**WRITTEN PROBLEM:** Locate every line that holds the string "convex" and copy it.

**DATASET EXTRACT:**
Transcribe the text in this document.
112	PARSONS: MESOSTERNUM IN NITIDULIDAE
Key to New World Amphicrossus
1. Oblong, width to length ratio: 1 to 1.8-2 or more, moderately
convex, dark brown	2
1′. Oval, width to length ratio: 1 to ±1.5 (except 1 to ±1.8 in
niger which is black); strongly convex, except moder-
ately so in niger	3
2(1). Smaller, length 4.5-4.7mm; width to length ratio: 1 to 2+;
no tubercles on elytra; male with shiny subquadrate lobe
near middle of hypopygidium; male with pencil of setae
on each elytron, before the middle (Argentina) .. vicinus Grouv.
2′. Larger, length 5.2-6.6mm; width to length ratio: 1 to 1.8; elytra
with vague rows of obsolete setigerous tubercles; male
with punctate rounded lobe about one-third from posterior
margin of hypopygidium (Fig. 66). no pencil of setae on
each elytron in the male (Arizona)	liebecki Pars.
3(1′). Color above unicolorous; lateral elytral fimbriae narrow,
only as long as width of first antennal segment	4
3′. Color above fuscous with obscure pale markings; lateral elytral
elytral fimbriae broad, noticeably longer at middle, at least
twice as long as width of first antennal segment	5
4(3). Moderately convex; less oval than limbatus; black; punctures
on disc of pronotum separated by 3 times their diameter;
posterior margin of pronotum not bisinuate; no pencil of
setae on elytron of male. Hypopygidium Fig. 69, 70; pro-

**EXERCISE ANSWER:**
convex, dark brown	2
niger which is black); strongly convex, except moder-
4(3). Moderately convex; less oval than limbatus; black; punctures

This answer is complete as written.